STATED TASK => Every entry must be duplicated precisely as written.

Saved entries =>
↓↓↓

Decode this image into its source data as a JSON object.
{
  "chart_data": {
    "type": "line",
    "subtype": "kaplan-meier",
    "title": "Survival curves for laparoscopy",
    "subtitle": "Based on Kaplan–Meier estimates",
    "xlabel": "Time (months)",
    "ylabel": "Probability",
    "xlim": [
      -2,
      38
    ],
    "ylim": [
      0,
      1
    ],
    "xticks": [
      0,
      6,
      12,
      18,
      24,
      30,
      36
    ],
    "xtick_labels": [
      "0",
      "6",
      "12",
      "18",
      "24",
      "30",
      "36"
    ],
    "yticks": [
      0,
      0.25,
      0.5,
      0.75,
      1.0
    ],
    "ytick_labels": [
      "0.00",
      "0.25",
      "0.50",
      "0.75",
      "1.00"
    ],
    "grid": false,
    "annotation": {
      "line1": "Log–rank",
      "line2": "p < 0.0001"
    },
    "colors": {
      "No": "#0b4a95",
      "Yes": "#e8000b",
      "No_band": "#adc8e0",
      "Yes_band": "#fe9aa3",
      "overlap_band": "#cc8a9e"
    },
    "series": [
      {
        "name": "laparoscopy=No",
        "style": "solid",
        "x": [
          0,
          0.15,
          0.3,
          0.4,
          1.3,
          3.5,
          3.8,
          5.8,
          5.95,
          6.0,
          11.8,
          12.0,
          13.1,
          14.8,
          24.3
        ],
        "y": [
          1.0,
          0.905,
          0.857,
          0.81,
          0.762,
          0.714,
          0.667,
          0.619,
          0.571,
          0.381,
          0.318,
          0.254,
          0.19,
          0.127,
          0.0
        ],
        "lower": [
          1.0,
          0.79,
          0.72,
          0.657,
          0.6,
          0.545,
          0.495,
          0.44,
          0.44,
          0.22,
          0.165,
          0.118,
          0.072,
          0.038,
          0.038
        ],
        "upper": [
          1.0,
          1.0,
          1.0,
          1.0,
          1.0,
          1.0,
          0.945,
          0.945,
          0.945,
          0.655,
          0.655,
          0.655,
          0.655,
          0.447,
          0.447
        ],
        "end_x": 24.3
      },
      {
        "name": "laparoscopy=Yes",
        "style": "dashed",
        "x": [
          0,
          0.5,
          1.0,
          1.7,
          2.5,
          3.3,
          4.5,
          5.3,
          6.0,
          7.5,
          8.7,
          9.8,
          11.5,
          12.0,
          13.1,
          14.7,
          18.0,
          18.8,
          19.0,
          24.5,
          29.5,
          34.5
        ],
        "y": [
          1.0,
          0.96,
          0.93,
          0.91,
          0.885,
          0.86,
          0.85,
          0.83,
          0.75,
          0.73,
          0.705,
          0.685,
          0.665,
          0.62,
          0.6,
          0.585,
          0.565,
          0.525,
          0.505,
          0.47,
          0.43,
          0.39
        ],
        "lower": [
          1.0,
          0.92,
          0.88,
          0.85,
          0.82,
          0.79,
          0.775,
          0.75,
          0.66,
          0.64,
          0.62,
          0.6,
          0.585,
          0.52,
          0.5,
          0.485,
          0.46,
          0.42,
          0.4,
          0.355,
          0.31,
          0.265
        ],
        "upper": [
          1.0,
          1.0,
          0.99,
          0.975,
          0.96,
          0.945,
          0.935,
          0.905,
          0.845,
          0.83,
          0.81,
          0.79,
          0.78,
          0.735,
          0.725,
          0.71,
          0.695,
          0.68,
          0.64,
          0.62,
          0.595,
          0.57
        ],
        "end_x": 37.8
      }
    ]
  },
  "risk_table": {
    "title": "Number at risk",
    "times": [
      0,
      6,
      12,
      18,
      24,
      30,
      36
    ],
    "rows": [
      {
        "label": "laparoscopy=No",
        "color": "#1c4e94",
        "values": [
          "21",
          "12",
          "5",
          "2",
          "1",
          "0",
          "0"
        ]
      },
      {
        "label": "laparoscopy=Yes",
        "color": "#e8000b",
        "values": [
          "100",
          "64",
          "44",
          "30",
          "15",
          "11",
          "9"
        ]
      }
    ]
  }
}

↑↑↑

FULL RESPONSE =>
Decode this image into its source data as a JSON object.
{
  "chart_data": {
    "type": "line",
    "subtype": "kaplan-meier",
    "title": "Survival curves for laparoscopy",
    "subtitle": "Based on Kaplan–Meier estimates",
    "xlabel": "Time (months)",
    "ylabel": "Probability",
    "xlim": [
      -2,
      38
    ],
    "ylim": [
      0,
      1
    ],
    "xticks": [
      0,
      6,
      12,
      18,
      24,
      30,
      36
    ],
    "xtick_labels": [
      "0",
      "6",
      "12",
      "18",
      "24",
      "30",
      "36"
    ],
    "yticks": [
      0,
      0.25,
      0.5,
      0.75,
      1.0
    ],
    "ytick_labels": [
      "0.00",
      "0.25",
      "0.50",
      "0.75",
      "1.00"
    ],
    "grid": false,
    "annotation": {
      "line1": "Log–rank",
      "line2": "p < 0.0001"
    },
    "colors": {
      "No": "#0b4a95",
      "Yes": "#e8000b",
      "No_band": "#adc8e0",
      "Yes_band": "#fe9aa3",
      "overlap_band": "#cc8a9e"
    },
    "series": [
      {
        "name": "laparoscopy=No",
        "style": "solid",
        "x": [
          0,
          0.15,
          0.3,
          0.4,
          1.3,
          3.5,
          3.8,
          5.8,
          5.95,
          6.0,
          11.8,
          12.0,
          13.1,
          14.8,
          24.3
        ],
        "y": [
          1.0,
          0.905,
          0.857,
          0.81,
          0.762,
          0.714,
          0.667,
          0.619,
          0.571,
          0.381,
          0.318,
          0.254,
          0.19,
          0.127,
          0.0
        ],
        "lower": [
          1.0,
          0.79,
          0.72,
          0.657,
          0.6,
          0.545,
          0.495,
          0.44,
          0.44,
          0.22,
          0.165,
          0.118,
          0.072,
          0.038,
          0.038
        ],
        "upper": [
          1.0,
          1.0,
          1.0,
          1.0,
          1.0,
          1.0,
          0.945,
          0.945,
          0.945,
          0.655,
          0.655,
          0.655,
          0.655,
          0.447,
          0.447
        ],
        "end_x": 24.3
      },
      {
        "name": "laparoscopy=Yes",
        "style": "dashed",
        "x": [
          0,
          0.5,
          1.0,
          1.7,
          2.5,
          3.3,
          4.5,
          5.3,
          6.0,
          7.5,
          8.7,
          9.8,
          11.5,
          12.0,
          13.1,
          14.7,
          18.0,
          18.8,
          19.0,
          24.5,
          29.5,
          34.5
        ],
        "y": [
          1.0,
          0.96,
          0.93,
          0.91,
          0.885,
          0.86,
          0.85,
          0.83,
          0.75,
          0.73,
          0.705,
          0.685,
          0.665,
          0.62,
          0.6,
          0.585,
          0.565,
          0.525,
          0.505,
          0.47,
          0.43,
          0.39
        ],
        "lower": [
          1.0,
          0.92,
          0.88,
          0.85,
          0.82,
          0.79,
          0.775,
          0.75,
          0.66,
          0.64,
          0.62,
          0.6,
          0.585,
          0.52,
          0.5,
          0.485,
          0.46,
          0.42,
          0.4,
          0.355,
          0.31,
          0.265
        ],
        "upper": [
          1.0,
          1.0,
          0.99,
          0.975,
          0.96,
          0.945,
          0.935,
          0.905,
          0.845,
          0.83,
          0.81,
          0.79,
          0.78,
          0.735,
          0.725,
          0.71,
          0.695,
          0.68,
          0.64,
          0.62,
          0.595,
          0.57
        ],
        "end_x": 37.8
      }
    ]
  },
  "risk_table": {
    "title": "Number at risk",
    "times": [
      0,
      6,
      12,
      18,
      24,
      30,
      36
    ],
    "rows": [
      {
        "label": "laparoscopy=No",
        "color": "#1c4e94",
        "values": [
          "21",
          "12",
          "5",
          "2",
          "1",
          "0",
          "0"
        ]
      },
      {
        "label": "laparoscopy=Yes",
        "color": "#e8000b",
        "values": [
          "100",
          "64",
          "44",
          "30",
          "15",
          "11",
          "9"
        ]
      }
    ]
  }
}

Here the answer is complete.